## Текст документа
━━━━━━━━━━
Это было в 1858 году. Для Ницше эти летние вакации имели некоторое значение; он провел их по своему обыкновению в деревне Поблес, в тени лесистых берегов Заалы, где каждое утро купался. Он жил в доме родителей своей матери вместе с сестрой Лизбетой. Он был счастлив, упоен жизнью, но, тем не менее, неопределенность будущего занимала его мысли.
Приближались юношеские годы, а может быть, с ними и необходимость покинуть родных, друзей, переменить место жительства. С долей беспокойства он предчувствовал, что жизнь его потечет по новому руслу. Мысленно возвращался он к своим детским годам, к тому времени, которое даже у взрослого человека не должно возбуждать насмешливой улыбки; прошло тринадцать лет, полных первыми привязанностями, первыми огорчениями, первыми проявлениями гордости самолюбивого ребенка, чудесными откровениями, которые ему дали музыка и поэзия. Воспоминания обильным потоком нахлынули одни за другими и растрогали его. Ницше, с его лирической душой почувствовал себя как бы опьяненным самим собою; он взял перо и в двенадцать дней написал историю своего детства. Окончив ее, он был счастлив.
"Теперь, - пишет он, - я удачно закончил первую тетрадь и доволен тем, что мне удалось сделать. Я писал с величайшим наслаждением и ни одной минуты не чувствовал себя утомленным. Как хорошо заставить как бы снова пройти перед глазами первые годы своей жизни и проследи ть в них развитие своей души. Я рассказал всю правду, искренно, не поэтизируя, безо всяких литературных отступлений. Если бы я мог исписать таким образом еще не одну тетрадь!"
Затем следует четверостишие:
"Ein Spiegel ist das Leben -
Im ihm sich zu erkennen
Mocht" ich das erste nennen,
Winach wir nur auch streben!
"Жизнь - зеркало. Узнать себя в нем - в этом, сказал бы я, заключается главная цель. К этому стремится каждый из нас".
* * *
Школа Пфорта находится в двух лье от Наумбурга, по течению Заалы. С тех пор как существует Германия, в Пфорте есть и ученики, и учителя. В ХП веке несколько цистерцианских монахов, пришедших с латинского Запада для обращения славян, захватили в свои руки эту пересекаемую рекой местность. Они воздвигли высокие крепостные стены, различные строения, церкви и положили начало своим, до сих пор не угасшим, традициям. В ХVI веке они были изгнаны саксонскими князьями, но школа их продолжала существовать, и сменившие монахов лютеране сохранили в неприкосновенности прежние методы преподавания.
━━━━━━━━━━
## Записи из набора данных
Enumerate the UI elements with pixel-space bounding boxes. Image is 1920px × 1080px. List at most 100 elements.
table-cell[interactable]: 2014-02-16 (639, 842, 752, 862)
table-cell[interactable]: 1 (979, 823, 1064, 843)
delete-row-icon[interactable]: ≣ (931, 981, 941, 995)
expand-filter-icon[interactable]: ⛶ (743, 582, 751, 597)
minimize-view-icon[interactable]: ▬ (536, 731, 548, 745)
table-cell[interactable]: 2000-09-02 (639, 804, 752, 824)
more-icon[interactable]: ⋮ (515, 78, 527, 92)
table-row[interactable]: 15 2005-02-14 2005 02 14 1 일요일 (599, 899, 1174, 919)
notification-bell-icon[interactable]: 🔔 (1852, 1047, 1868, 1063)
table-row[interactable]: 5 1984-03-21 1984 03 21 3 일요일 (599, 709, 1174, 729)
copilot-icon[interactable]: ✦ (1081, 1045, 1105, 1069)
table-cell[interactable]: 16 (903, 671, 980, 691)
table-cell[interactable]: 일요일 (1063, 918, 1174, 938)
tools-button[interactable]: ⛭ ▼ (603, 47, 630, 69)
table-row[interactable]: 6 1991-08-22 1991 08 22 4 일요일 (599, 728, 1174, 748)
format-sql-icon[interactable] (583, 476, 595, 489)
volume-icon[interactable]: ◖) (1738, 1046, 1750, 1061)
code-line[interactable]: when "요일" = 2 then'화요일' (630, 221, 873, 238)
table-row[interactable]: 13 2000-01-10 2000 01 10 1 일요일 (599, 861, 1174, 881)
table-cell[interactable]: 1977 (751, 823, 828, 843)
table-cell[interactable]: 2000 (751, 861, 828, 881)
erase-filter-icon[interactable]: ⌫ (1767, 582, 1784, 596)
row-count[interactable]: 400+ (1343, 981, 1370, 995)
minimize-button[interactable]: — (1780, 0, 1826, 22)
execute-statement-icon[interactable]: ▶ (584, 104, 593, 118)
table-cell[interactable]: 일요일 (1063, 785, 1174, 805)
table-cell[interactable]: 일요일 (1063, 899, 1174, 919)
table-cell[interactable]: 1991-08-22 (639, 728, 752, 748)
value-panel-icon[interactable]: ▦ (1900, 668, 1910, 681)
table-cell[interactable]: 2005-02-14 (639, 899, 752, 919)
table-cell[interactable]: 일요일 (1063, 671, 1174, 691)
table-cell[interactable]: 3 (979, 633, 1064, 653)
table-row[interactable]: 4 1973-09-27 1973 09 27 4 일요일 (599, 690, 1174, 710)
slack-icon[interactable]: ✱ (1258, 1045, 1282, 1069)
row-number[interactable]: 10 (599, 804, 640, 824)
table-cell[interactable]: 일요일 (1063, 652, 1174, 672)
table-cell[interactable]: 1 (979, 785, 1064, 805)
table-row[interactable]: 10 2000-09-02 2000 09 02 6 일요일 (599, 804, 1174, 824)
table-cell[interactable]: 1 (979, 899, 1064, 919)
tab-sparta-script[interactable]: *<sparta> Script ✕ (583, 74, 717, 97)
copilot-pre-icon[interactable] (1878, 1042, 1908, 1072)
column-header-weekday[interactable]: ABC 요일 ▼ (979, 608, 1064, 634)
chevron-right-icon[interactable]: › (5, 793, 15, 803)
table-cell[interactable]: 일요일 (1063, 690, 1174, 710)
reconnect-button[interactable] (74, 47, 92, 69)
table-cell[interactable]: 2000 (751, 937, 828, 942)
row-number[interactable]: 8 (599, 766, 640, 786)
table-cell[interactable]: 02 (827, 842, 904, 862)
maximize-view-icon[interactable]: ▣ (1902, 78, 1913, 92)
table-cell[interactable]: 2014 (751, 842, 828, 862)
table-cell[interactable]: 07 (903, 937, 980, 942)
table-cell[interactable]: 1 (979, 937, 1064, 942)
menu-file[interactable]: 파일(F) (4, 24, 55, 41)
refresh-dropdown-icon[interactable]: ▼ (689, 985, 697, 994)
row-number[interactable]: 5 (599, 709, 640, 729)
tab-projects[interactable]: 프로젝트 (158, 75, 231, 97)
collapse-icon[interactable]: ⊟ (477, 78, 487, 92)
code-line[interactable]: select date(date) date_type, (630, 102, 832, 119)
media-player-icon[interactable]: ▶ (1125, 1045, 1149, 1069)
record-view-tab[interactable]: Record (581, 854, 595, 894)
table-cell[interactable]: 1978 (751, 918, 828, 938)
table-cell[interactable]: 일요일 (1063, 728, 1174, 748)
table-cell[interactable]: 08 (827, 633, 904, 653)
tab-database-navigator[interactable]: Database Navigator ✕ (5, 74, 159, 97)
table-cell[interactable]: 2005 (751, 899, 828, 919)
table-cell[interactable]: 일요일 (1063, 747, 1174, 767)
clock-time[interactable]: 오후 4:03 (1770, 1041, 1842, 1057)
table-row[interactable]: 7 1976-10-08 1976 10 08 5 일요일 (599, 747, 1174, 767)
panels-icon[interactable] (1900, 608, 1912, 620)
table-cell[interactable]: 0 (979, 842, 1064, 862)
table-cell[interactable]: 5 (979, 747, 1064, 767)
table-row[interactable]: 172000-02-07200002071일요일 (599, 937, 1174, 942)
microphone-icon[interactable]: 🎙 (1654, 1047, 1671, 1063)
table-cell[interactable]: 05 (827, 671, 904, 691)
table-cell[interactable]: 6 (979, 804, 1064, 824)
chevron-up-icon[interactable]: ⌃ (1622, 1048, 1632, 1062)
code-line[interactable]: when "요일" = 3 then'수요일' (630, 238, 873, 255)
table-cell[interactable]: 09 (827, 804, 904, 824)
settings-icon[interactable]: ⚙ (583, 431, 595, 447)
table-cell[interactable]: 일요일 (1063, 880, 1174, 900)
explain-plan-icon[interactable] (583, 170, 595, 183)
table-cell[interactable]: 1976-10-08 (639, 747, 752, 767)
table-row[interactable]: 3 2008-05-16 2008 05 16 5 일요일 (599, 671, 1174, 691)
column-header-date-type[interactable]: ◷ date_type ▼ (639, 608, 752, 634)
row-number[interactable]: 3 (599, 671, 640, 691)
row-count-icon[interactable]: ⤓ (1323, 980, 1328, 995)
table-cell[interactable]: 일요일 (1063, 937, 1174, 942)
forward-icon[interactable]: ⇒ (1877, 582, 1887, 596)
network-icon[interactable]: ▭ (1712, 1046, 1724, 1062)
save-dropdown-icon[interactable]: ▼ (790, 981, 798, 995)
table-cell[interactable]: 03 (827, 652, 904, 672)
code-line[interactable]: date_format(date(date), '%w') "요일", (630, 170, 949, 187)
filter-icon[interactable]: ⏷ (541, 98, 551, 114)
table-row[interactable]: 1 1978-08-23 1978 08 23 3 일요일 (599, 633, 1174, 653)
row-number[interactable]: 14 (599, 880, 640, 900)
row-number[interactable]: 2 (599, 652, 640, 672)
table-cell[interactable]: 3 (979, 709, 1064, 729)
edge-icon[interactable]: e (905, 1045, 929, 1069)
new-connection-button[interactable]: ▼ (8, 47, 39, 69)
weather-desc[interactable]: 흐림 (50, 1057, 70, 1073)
━━━━━━━━━━
## Задания упражнения
#1 Выпишите без изменений фрагмент текста о юности Ницше, начиная со слов «Приближались юношеские годы, а» и далее вплоть до слов «он был счастлив.».
#2 Определите, соответствуют ли тексту о юности Ницше следующие утверждения: (a) летние вакации 1858 года Ницше провел в деревне Поблес; (b) историю своего детства Ницше написал за месяц; (c) из Пфорты монахов изгнали лютеране. Для каждого утверждения ответьте «да» или «нет» и дословно приведите решающие слова текста.
#3 Приведите продолжение текста о юности Ницше, начиная после его последнего предложения.

## Ответы по заданиям
#1
Приближались юношеские годы, а может быть, с ними и необходимость покинуть родных, друзей, переменить место жительства. С долей беспокойства он предчувствовал, что жизнь его потечет по новому руслу. Мысленно возвращался он к своим детским годам, к тому времени, которое даже у взрослого человека не должно возбуждать насмешливой улыбки; прошло тринадцать лет, полных первыми привязанностями, первыми огорчениями, первыми проявлениями гордости самолюбивого ребенка, чудесными откровениями, которые ему дали музыка и поэзия. Воспоминания обильным потоком нахлынули одни за другими и растрогали его. Ницше, с его лирической душой почувствовал себя как бы опьяненным самим собою; он взял перо и в двенадцать дней написал историю своего детства. Окончив ее, он был счастлив.

#2
(a) Да: «он провел их по своему обыкновению в деревне Поблес».
(b) Нет: «в двенадцать дней написал историю своего детства».
(c) Нет: «В ХVI веке они были изгнаны саксонскими князьями».

#3
"Воспитание детей должно подготовлять их к религиозной жизни, - значится в одной инструкции, написанной в 1540 году, - в течение шести лет они должны изучать словесность и дисциплину добродетели". Воспитанники школы содержались вдали от своей семьи и никого не видели кроме своих учителей. Им предписывались некоторые определенные правила поведения: было запрещено говорить друг другу "ты" и вообще свободно держать себя. Между воспитанниками существовала известного рода иерархия: более взрослые заботились о более молодых, и каждый учитель был воспитателем 20 учеников. Их учили богословию, еврейскому языку, греческому и латыни. Дух гуманизма, протестанский морализм и немецкая требовательность образовали в этом монастыре причудливый и скорый союз и проявили удивительную жизнеспособность. Целый ряд выдающихся и знаменитых людей получили свое образование в Пфорте: Новалис, братья Шлегели, Фихте, философ, педагог и патриот, составивший славу школы, Фр. Ницше давно хотелось поступить в Пфорту. Ему дали стипендию, и он покинул свою семью в 1858 году.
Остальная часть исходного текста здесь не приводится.